WRITTEN EXERCISE: Count the lines below that contain the word "Социальное", and reply with that number alone.

RECORDS PROVIDED:

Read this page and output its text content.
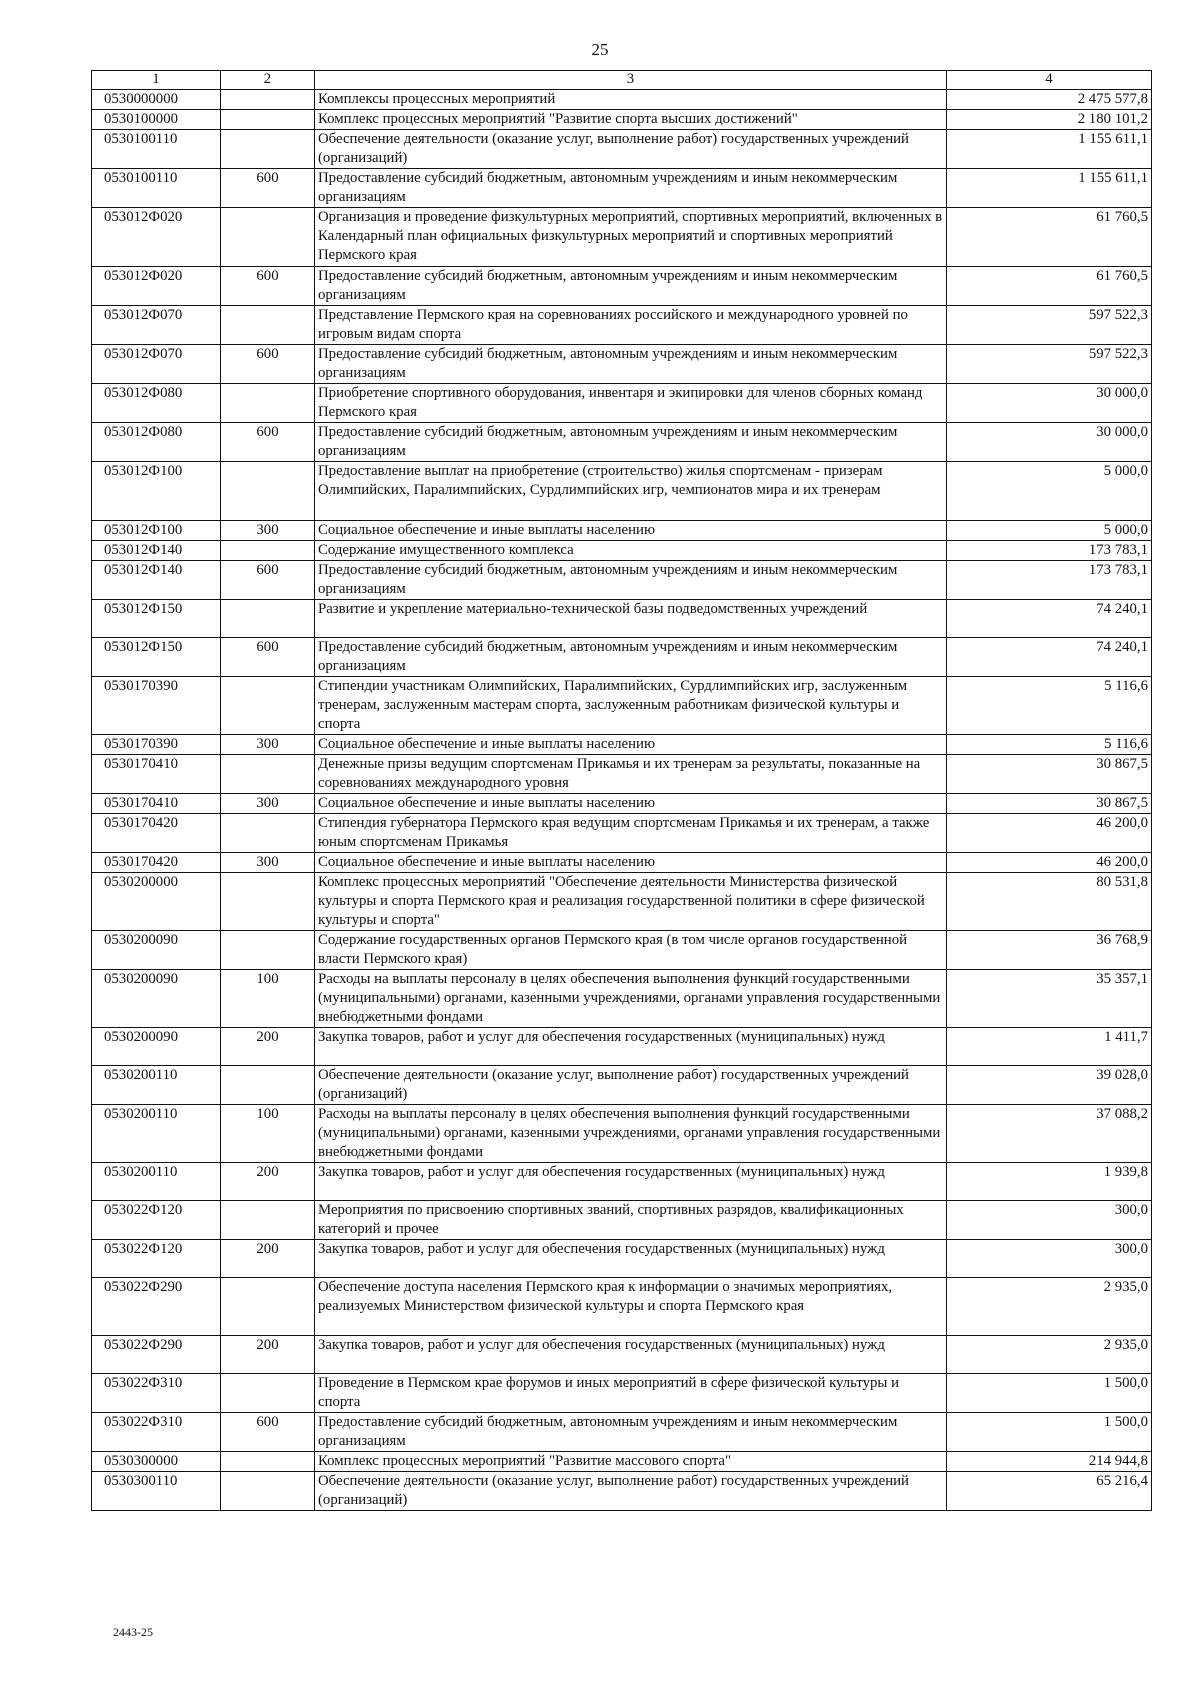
25
1	2	3	4
0530000000		Комплексы процессных мероприятий	2 475 577,8
0530100000		Комплекс процессных мероприятий "Развитие спорта высших достижений"	2 180 101,2
0530100110		Обеспечение деятельности (оказание услуг, выполнение работ) государственных учреждений (организаций)	1 155 611,1
0530100110	600	Предоставление субсидий бюджетным, автономным учреждениям и иным некоммерческим организациям	1 155 611,1
053012Ф020		Организация и проведение физкультурных мероприятий, спортивных мероприятий, включенных в Календарный план официальных физкультурных мероприятий и спортивных мероприятий Пермского края	61 760,5
053012Ф020	600	Предоставление субсидий бюджетным, автономным учреждениям и иным некоммерческим организациям	61 760,5
053012Ф070		Представление Пермского края на соревнованиях российского и международного уровней по игровым видам спорта	597 522,3
053012Ф070	600	Предоставление субсидий бюджетным, автономным учреждениям и иным некоммерческим организациям	597 522,3
053012Ф080		Приобретение спортивного оборудования, инвентаря и экипировки для членов сборных команд Пермского края	30 000,0
053012Ф080	600	Предоставление субсидий бюджетным, автономным учреждениям и иным некоммерческим организациям	30 000,0
053012Ф100		Предоставление выплат на приобретение (строительство) жилья спортсменам - призерам Олимпийских, Паралимпийских, Сурдлимпийских игр, чемпионатов мира и их тренерам	5 000,0
053012Ф100	300	Социальное обеспечение и иные выплаты населению	5 000,0
053012Ф140		Содержание имущественного комплекса	173 783,1
053012Ф140	600	Предоставление субсидий бюджетным, автономным учреждениям и иным некоммерческим организациям	173 783,1
053012Ф150		Развитие и укрепление материально-технической базы подведомственных учреждений	74 240,1
053012Ф150	600	Предоставление субсидий бюджетным, автономным учреждениям и иным некоммерческим организациям	74 240,1
0530170390		Стипендии участникам Олимпийских, Паралимпийских, Сурдлимпийских игр, заслуженным тренерам, заслуженным мастерам спорта, заслуженным работникам физической культуры и спорта	5 116,6
0530170390	300	Социальное обеспечение и иные выплаты населению	5 116,6
0530170410		Денежные призы ведущим спортсменам Прикамья и их тренерам за результаты, показанные на соревнованиях международного уровня	30 867,5
0530170410	300	Социальное обеспечение и иные выплаты населению	30 867,5
0530170420		Стипендия губернатора Пермского края ведущим спортсменам Прикамья и их тренерам, а также юным спортсменам Прикамья	46 200,0
0530170420	300	Социальное обеспечение и иные выплаты населению	46 200,0
0530200000		Комплекс процессных мероприятий "Обеспечение деятельности Министерства физической культуры и спорта Пермского края и реализация государственной политики в сфере физической культуры и спорта"	80 531,8
0530200090		Содержание государственных органов Пермского края (в том числе органов государственной власти Пермского края)	36 768,9
0530200090	100	Расходы на выплаты персоналу в целях обеспечения выполнения функций государственными (муниципальными) органами, казенными учреждениями, органами управления государственными внебюджетными фондами	35 357,1
0530200090	200	Закупка товаров, работ и услуг для обеспечения государственных (муниципальных) нужд	1 411,7
0530200110		Обеспечение деятельности (оказание услуг, выполнение работ) государственных учреждений (организаций)	39 028,0
0530200110	100	Расходы на выплаты персоналу в целях обеспечения выполнения функций государственными (муниципальными) органами, казенными учреждениями, органами управления государственными внебюджетными фондами	37 088,2
0530200110	200	Закупка товаров, работ и услуг для обеспечения государственных (муниципальных) нужд	1 939,8
053022Ф120		Мероприятия по присвоению спортивных званий, спортивных разрядов, квалификационных категорий и прочее	300,0
053022Ф120	200	Закупка товаров, работ и услуг для обеспечения государственных (муниципальных) нужд	300,0
053022Ф290		Обеспечение доступа населения Пермского края к информации о значимых мероприятиях, реализуемых Министерством физической культуры и спорта Пермского края	2 935,0
053022Ф290	200	Закупка товаров, работ и услуг для обеспечения государственных (муниципальных) нужд	2 935,0
053022Ф310		Проведение в Пермском крае форумов и иных мероприятий в сфере физической культуры и спорта	1 500,0
053022Ф310	600	Предоставление субсидий бюджетным, автономным учреждениям и иным некоммерческим организациям	1 500,0
0530300000		Комплекс процессных мероприятий "Развитие массового спорта"	214 944,8
0530300110		Обеспечение деятельности (оказание услуг, выполнение работ) государственных учреждений (организаций)	65 216,4
2443-25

THE COMPLETED TASK: 4